Study text:
——

This huge reversal in where the food dollar is spent is important.That’s because under current circumstances restaurant food prices are at the heart of the low-end labor shortage, where hourly wages are now soaring, thereby adding further to the soaring food costs embodied in the restaurant tab.
US Monthly Food Spend: Restaurants Versus Grocery Stores, 1992-2022
As to the labor cost element of restaurant pricing, the chart below leaves little to the imagination. Since February 2020, nominal hourly wage rates in the leisure and hospitality sector are up by 24%.When adjusted for inflation, this wage spike is the highest in history going back to the 1960s.
Inflation-Adjusted Y/Y Change In Hourly Wage Rates for Leisure & Hospitality, 1965-2022
As for the other main ingredient of restaurant costs, the global food price index also tells you all you need to know. At the 160.2 level posted for April, it now stands 58% above it February 2020 level. There is no prior two year period that even comes close to that rate of increase—even during the mid-2008 commodity price blow-off the two-year gain was just 45%.

——

Supplied data:

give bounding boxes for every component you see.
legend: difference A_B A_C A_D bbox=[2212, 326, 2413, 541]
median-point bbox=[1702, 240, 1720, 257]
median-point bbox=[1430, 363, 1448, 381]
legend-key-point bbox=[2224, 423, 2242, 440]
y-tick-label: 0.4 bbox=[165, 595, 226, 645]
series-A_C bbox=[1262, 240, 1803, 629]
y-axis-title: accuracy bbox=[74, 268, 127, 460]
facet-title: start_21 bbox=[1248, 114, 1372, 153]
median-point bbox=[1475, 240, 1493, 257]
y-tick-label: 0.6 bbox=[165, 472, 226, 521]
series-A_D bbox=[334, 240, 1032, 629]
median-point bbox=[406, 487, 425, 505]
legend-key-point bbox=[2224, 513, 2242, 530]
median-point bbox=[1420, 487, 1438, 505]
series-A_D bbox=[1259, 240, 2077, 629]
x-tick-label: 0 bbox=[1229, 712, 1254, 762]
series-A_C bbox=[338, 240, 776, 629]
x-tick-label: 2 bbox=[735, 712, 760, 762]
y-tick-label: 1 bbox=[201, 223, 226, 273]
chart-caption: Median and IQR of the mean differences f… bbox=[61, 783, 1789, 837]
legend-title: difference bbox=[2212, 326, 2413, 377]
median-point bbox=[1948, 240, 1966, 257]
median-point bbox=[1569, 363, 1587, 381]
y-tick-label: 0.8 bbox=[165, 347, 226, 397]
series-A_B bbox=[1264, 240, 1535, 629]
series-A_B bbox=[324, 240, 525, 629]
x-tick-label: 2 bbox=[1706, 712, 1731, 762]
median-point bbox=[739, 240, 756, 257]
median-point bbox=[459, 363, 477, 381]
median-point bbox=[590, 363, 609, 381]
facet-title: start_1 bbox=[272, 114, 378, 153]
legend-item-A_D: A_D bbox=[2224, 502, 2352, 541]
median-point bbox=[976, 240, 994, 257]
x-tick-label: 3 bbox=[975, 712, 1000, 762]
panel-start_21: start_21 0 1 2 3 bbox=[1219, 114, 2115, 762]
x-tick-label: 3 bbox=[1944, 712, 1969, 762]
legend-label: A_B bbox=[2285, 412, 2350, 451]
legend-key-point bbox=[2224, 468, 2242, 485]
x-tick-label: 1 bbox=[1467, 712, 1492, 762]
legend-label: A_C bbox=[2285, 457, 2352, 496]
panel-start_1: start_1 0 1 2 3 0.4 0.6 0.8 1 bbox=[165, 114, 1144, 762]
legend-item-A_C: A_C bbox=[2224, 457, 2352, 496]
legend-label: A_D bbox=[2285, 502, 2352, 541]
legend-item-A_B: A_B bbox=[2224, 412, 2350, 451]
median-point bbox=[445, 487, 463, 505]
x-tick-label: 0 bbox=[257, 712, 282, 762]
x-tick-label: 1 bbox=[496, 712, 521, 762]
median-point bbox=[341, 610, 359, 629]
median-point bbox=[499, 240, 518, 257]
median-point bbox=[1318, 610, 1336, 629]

——

Prompt 1:
Answer these questions about the text on restaurant costs.
(a) By what percentage are nominal hourly wage rates in the leisure and hospitality sector up since February 2020?
(b) What level did the global food price index post for April?
(c) What was the two-year gain during the mid-2008 commodity price blow-off?
Prompt 2:
Output the passage of the text on restaurant costs between "This huge reversal" and "to the 1960s.", inclusive, with no changes.

Result 1:
(a) 24%
(b) 160.2
(c) 45%

Result 2:
This huge reversal in where the food dollar is spent is important.That’s because under current circumstances restaurant food prices are at the heart of the low-end labor shortage, where hourly wages are now soaring, thereby adding further to the soaring food costs embodied in the restaurant tab.
US Monthly Food Spend: Restaurants Versus Grocery Stores, 1992-2022
As to the labor cost element of restaurant pricing, the chart below leaves little to the imagination. Since February 2020, nominal hourly wage rates in the leisure and hospitality sector are up by 24%.When adjusted for inflation, this wage spike is the highest in history going back to the 1960s.